Brief 1: In the passage on suffering and love, which Bible verse is cited after Paul's words about learning to rely only on God?

Selected excerpt:
-.-.-

I think what Paul is talking about here goes to the very essence of love.  Love by definition gives.  Here is the thing the devil can never understand, because the devil is cynical about love.  The more suffering the devil throws at us, the more hurt we are, the more room there is for us to receive God’s comfort, and that comfort is so wonderful, we end up better off than we were before.  We might lose a toe.  We might even lose our life, or the life of someone so dear to us that life without them seems unimaginable. But whatever we suffer, if we turn to God in our need, we get the thing we most want and need.  We get God Himself.

This is what Job, the ultimate “sufferer”, got.  He lost his fortune, his children and his health.  But he found Jesus.  He sat on the ground, despised by his wife, taunted by his friends, and yet was able to say the words that are so beautiful, brave and resonant they are still read at most funerals: “I KNOW that my Redeemer lives.  And though my flesh wastes away, I myself will see him, I and not another.”  Job lost everything and found the one thing.  He had all of his “mores” taken away, and when all he had was “less than nothing” he found full satisfaction in his Redeemer.

That’s why Paul can calmly proclaim in this chapter that all the trouble he and his friends went through on their journeys, trouble that crushed and overwhelmed them “beyond” their ability to endure, brought about something so powerful no one could take it away: “as a result, we stopped relying on ourselves and learned to rely only on God, who raises the dead.”  2 Cor. 1:9.  Paul here hands everyone the key to unlock our restlessness.  He gives us the key to joy.  Ready?  It’s to stop relying on ourselves.  It’s to rely only on God.

-.-.-

Brief 2: Start at the first line of the records and end with the line that contains "suppressor diode upper". Write those lines again, substituting "trace" for every "wire" and leaving everything else unchanged.

Material:
-.-.-

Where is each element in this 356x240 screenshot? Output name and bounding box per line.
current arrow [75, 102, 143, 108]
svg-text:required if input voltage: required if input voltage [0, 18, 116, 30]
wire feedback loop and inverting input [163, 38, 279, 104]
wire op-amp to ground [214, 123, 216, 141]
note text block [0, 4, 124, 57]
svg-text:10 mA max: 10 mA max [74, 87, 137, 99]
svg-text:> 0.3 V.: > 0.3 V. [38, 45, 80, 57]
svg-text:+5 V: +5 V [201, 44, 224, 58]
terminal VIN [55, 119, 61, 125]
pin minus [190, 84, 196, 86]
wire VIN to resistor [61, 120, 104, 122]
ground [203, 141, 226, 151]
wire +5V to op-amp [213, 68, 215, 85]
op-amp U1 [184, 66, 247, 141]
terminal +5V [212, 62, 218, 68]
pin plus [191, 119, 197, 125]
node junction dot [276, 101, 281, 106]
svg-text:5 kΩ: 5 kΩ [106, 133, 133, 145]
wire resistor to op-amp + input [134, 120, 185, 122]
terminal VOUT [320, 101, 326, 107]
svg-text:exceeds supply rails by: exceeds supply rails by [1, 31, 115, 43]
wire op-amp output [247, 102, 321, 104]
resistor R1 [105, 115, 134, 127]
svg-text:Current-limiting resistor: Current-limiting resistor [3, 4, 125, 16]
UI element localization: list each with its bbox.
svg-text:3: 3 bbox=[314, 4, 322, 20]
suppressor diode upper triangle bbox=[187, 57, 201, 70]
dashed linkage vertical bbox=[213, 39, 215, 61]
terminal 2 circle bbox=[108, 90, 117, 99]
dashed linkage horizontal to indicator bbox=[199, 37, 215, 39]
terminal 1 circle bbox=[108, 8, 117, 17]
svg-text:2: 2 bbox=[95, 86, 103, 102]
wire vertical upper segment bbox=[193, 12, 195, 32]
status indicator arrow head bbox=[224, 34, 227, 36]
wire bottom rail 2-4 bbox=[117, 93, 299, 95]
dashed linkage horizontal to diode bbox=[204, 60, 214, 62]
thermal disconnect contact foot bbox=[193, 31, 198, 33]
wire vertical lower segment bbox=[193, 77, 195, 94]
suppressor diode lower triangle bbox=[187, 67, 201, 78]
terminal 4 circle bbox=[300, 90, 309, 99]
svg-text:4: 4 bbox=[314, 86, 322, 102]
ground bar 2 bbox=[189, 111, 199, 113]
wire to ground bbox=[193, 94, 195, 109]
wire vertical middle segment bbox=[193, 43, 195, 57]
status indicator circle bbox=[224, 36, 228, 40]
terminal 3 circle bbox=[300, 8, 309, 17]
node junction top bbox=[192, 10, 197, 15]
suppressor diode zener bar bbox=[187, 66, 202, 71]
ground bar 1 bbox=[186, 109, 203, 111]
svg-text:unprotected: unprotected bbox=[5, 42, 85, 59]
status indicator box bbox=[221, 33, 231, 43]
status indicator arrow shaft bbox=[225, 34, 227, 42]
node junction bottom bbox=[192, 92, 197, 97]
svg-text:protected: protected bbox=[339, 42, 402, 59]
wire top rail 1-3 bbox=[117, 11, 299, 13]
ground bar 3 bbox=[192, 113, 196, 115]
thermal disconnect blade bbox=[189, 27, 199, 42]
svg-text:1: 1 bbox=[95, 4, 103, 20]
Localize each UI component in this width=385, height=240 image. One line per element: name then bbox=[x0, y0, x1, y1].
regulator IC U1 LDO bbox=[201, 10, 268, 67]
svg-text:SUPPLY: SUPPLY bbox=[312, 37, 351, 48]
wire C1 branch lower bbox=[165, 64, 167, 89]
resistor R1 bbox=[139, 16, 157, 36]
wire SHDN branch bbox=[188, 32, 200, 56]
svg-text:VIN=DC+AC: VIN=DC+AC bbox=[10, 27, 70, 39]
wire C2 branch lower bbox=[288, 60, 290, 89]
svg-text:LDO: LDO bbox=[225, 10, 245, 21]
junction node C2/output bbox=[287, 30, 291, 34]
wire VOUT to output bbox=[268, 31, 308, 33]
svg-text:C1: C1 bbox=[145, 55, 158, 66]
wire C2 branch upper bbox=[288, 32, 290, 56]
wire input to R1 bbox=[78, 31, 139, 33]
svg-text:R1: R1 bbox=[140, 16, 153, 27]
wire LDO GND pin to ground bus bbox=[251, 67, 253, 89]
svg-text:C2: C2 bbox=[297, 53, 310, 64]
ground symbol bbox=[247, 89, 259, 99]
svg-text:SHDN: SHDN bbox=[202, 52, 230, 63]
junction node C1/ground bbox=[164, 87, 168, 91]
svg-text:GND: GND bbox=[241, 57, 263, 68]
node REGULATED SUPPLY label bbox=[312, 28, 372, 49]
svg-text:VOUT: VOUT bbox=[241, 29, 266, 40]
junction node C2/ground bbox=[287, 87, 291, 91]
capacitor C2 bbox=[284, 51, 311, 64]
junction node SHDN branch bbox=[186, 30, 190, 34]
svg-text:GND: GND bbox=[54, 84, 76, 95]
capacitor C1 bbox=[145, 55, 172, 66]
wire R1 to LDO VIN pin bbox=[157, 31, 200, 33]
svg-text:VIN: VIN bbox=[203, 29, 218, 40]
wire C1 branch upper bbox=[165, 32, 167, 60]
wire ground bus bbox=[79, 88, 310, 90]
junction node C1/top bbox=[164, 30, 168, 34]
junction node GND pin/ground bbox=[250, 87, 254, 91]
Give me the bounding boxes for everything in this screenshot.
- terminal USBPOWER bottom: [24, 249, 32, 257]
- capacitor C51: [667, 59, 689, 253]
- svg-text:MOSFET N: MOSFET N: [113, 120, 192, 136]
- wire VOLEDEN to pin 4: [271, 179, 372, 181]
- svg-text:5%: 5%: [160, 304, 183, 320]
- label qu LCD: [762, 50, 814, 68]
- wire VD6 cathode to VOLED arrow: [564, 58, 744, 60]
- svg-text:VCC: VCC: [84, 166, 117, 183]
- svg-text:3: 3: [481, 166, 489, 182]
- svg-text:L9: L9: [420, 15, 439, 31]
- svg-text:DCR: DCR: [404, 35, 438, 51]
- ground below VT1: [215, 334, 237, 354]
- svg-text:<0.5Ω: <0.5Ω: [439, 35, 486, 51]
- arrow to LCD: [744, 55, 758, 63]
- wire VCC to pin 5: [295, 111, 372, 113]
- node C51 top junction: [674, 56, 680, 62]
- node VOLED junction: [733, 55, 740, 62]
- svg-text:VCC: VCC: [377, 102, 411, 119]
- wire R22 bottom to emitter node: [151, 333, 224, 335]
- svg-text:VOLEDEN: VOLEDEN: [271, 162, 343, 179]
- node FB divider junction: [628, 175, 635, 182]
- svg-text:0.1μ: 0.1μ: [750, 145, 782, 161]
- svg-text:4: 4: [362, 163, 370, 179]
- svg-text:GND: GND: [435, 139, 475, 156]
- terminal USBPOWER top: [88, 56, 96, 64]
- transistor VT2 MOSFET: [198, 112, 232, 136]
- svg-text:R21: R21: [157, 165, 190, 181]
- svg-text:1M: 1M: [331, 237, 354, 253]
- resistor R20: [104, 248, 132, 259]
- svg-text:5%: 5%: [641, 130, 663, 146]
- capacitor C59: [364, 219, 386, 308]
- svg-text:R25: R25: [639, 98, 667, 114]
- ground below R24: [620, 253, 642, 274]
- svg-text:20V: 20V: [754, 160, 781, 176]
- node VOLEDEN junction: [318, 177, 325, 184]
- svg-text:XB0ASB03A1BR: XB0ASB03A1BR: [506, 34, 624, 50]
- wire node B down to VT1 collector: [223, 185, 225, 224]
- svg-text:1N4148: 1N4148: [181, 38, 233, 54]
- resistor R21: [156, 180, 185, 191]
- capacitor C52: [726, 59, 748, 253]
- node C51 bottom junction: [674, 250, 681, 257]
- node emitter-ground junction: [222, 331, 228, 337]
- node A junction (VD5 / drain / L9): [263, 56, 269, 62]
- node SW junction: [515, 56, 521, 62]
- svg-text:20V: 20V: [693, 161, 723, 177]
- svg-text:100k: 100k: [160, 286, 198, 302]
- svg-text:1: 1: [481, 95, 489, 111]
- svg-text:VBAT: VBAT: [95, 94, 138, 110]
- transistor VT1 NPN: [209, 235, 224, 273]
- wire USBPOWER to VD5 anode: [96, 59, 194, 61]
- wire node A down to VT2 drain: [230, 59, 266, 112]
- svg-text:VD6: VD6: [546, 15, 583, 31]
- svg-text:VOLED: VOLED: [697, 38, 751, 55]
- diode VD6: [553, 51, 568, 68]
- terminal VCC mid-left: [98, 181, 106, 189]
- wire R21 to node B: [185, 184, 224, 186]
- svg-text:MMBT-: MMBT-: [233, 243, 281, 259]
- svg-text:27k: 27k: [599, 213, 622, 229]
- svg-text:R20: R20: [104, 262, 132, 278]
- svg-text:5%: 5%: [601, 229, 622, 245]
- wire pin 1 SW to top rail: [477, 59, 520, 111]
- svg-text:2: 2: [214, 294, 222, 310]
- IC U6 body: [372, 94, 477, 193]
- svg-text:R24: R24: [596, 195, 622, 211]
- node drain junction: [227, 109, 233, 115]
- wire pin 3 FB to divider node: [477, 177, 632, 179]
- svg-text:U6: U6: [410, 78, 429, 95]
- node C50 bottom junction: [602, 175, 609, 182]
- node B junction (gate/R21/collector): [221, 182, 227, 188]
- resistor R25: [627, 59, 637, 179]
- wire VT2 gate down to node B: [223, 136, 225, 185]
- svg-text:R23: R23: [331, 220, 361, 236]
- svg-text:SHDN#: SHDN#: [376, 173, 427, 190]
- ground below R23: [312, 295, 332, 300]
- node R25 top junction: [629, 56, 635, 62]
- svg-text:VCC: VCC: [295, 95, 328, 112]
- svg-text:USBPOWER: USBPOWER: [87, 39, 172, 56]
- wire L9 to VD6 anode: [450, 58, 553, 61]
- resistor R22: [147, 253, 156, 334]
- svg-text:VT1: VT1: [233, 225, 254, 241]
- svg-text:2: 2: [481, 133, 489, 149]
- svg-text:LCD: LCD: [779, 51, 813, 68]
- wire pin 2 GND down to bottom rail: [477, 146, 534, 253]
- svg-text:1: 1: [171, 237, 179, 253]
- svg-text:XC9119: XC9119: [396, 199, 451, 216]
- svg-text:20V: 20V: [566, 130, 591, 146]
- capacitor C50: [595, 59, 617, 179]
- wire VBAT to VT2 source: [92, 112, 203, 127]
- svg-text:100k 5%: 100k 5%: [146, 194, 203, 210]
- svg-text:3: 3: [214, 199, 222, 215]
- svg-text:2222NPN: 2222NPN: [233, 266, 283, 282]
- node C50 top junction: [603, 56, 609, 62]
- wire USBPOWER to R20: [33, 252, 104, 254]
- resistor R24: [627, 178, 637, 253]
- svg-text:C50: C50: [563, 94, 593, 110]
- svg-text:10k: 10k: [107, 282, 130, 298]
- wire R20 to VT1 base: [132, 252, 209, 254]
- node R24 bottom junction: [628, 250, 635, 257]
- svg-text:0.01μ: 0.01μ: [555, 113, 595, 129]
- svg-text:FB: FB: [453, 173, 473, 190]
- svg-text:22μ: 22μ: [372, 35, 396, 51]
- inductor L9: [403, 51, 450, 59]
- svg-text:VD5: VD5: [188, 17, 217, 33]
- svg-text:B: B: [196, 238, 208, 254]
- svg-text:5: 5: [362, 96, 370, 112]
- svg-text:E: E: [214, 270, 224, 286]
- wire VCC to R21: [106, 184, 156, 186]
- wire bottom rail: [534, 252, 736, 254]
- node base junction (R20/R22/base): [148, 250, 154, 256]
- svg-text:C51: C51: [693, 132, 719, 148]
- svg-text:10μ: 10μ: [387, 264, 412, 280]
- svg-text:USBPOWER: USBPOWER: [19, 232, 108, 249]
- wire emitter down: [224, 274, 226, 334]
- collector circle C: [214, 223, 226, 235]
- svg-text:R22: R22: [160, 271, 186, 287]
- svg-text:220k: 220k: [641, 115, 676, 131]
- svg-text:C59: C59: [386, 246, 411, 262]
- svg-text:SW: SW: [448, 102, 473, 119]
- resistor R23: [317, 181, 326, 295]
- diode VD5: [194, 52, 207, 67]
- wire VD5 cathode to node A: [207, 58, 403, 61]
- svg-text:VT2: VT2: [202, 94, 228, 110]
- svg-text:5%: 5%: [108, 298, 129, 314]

-.-.-

Task response 1: 2 Cor. 1:9

Task response 2:
Where is each element in this 356x240 screenshot? Output name and bounding box per line.
current arrow [75, 102, 143, 108]
svg-text:required if input voltage: required if input voltage [0, 18, 116, 30]
trace feedback loop and inverting input [163, 38, 279, 104]
trace op-amp to ground [214, 123, 216, 141]
note text block [0, 4, 124, 57]
svg-text:10 mA max: 10 mA max [74, 87, 137, 99]
svg-text:> 0.3 V.: > 0.3 V. [38, 45, 80, 57]
svg-text:+5 V: +5 V [201, 44, 224, 58]
terminal VIN [55, 119, 61, 125]
pin minus [190, 84, 196, 86]
trace VIN to resistor [61, 120, 104, 122]
ground [203, 141, 226, 151]
trace +5V to op-amp [213, 68, 215, 85]
op-amp U1 [184, 66, 247, 141]
terminal +5V [212, 62, 218, 68]
pin plus [191, 119, 197, 125]
node junction dot [276, 101, 281, 106]
svg-text:5 kΩ: 5 kΩ [106, 133, 133, 145]
trace resistor to op-amp + input [134, 120, 185, 122]
terminal VOUT [320, 101, 326, 107]
svg-text:exceeds supply rails by: exceeds supply rails by [1, 31, 115, 43]
trace op-amp output [247, 102, 321, 104]
resistor R1 [105, 115, 134, 127]
svg-text:Current-limiting resistor: Current-limiting resistor [3, 4, 125, 16]
UI element localization: list each with its bbox.
svg-text:3: 3 bbox=[314, 4, 322, 20]
suppressor diode upper triangle bbox=[187, 57, 201, 70]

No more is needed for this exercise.